**EXTRACTED INFORMATION:**
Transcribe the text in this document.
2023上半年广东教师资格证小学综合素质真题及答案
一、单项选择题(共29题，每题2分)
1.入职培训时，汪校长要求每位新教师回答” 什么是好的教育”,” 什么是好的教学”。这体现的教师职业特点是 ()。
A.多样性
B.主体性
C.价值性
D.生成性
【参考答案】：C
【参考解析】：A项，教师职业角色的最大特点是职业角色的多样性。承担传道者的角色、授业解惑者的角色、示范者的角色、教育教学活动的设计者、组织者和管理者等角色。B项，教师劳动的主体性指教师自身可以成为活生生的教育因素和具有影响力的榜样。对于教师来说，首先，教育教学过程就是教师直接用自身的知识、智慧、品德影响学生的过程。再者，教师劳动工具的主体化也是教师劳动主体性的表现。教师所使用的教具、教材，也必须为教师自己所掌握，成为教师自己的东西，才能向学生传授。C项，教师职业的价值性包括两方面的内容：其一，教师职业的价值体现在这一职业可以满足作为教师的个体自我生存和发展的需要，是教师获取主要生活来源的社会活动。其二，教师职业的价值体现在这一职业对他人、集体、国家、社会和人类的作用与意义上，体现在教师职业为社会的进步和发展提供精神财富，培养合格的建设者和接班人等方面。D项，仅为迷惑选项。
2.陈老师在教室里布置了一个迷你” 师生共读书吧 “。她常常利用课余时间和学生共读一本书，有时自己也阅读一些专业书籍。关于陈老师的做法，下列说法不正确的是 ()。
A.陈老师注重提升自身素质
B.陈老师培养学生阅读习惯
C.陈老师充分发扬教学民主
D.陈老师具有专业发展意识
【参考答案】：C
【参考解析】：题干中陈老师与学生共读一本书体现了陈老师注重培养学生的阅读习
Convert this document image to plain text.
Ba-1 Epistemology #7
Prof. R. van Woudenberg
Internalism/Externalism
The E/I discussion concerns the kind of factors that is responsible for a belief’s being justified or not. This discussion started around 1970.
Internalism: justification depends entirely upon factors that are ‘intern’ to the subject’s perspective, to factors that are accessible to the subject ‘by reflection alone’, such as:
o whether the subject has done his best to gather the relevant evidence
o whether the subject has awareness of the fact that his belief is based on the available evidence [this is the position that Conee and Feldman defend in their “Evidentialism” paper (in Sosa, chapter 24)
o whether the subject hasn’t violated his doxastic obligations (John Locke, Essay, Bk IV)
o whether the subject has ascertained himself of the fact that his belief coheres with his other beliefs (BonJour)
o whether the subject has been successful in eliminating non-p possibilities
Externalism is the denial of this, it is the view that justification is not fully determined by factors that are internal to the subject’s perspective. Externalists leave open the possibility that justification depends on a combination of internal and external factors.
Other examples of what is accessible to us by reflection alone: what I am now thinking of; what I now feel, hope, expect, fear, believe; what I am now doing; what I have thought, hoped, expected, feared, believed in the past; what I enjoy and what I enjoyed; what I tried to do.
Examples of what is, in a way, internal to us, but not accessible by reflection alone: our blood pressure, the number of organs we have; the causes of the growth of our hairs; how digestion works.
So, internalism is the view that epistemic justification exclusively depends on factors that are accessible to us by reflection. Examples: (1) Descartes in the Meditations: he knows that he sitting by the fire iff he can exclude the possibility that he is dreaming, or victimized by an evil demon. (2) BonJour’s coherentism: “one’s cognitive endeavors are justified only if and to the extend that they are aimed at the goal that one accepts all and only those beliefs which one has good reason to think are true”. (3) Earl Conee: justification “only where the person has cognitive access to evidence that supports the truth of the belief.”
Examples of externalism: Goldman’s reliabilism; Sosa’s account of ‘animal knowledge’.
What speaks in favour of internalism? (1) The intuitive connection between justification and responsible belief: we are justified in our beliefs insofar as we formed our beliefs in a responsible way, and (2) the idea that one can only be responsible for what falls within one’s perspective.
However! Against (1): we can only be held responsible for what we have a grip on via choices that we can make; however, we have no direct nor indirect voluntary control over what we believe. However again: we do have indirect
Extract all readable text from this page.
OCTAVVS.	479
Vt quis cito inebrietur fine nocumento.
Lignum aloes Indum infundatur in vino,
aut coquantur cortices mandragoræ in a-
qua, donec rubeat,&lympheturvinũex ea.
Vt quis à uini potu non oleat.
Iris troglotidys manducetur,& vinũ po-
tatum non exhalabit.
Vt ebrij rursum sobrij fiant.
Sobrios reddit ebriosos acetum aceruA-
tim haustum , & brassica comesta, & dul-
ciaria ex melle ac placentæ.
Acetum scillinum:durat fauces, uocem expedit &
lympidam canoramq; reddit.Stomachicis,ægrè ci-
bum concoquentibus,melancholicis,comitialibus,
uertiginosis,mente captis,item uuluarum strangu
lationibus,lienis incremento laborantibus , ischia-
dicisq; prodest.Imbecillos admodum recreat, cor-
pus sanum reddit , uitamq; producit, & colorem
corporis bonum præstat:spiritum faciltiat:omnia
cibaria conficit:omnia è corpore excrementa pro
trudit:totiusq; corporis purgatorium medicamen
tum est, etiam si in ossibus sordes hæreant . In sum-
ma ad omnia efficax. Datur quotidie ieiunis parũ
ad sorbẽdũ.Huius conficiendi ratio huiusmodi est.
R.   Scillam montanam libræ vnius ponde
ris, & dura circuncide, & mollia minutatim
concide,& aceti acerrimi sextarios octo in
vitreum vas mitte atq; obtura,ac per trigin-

**EXERCISE BRIEF:**
Return only the number of lines in the entries that contain the string "alone".

**SOLUTION FOR THIS EXERCISE:**
3